» **Exercise details**
Go through the records and extract every line with the word "https".

[Start]

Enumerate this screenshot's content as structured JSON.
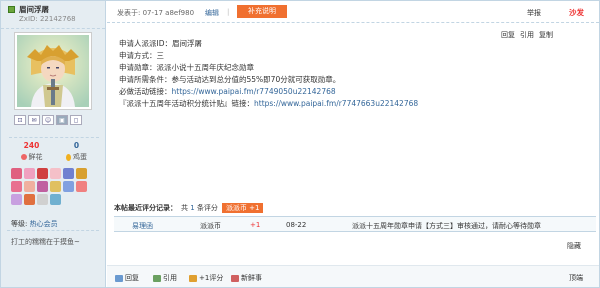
{
  "user": {
    "name": "眉间浮屠",
    "uid": "ZxID: 22142768",
    "flowers_count": "240",
    "flowers_label": "鲜花",
    "eggs_count": "0",
    "eggs_label": "鸡蛋",
    "level_prefix": "等级:",
    "level": "热心会员",
    "signature": "打工的糯糯在于摸鱼~"
  },
  "icons": [
    "profile-icon",
    "message-icon",
    "friend-icon",
    "qq-icon",
    "email-icon"
  ],
  "medals": [
    "#e06080",
    "#f0a0c0",
    "#d04040",
    "#f5c0c8",
    "#7080d0",
    "#d8a030",
    "#e87090",
    "#f0b0a0",
    "#c060a0",
    "#e0c060",
    "#80a0e0",
    "#f08080",
    "#c8a0e0",
    "#e07040",
    "#d0d0d0",
    "#70b0d0"
  ],
  "post": {
    "time": "发表于: 07-17 a8ef980",
    "edit": "编辑",
    "separator": "|",
    "supplement_button": "补充说明",
    "report": "举报",
    "floor": "沙发",
    "actions": [
      "回复",
      "引用",
      "复制"
    ],
    "lines": [
      "申请人派派ID：眉间浮屠",
      "申请方式：三",
      "申请勋章：派派小说十五周年庆纪念勋章",
      "申请所需条件：参与活动达到总分值的55%即70分就可获取勋章。"
    ],
    "link1_label": "必做活动链接：",
    "link1_url": "https://www.paipai.fm/r7749050u22142768",
    "link2_label": "『派派十五周年活动积分统计贴』链接：",
    "link2_url": "https://www.paipai.fm/r7747663u22142768"
  },
  "rating": {
    "title": "本帖最近评分记录：",
    "count_prefix": "共",
    "count": "1",
    "count_suffix": "条评分",
    "tag": "派派币 +1",
    "row": {
      "user": "易理函",
      "currency": "派派币",
      "amount": "+1",
      "date": "08-22",
      "reason": "派派十五周年勋章申请【方式三】审核通过，请耐心等待勋章"
    },
    "hide": "隐藏"
  },
  "bottom": {
    "reply": "回复",
    "quote": "引用",
    "rate": "+1评分",
    "new": "新鲜事",
    "top": "顶端"
  },
  "colors": {
    "accent": "#f07030",
    "link": "#336699",
    "border": "#c2d5e3",
    "sidebar": "#e5edf2",
    "floor": "#ee3333"
  }
}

[End]

» **Exercise answer**
    "link1_url": "https://www.paipai.fm/r7749050u22142768",
    "link2_url": "https://www.paipai.fm/r7747663u22142768"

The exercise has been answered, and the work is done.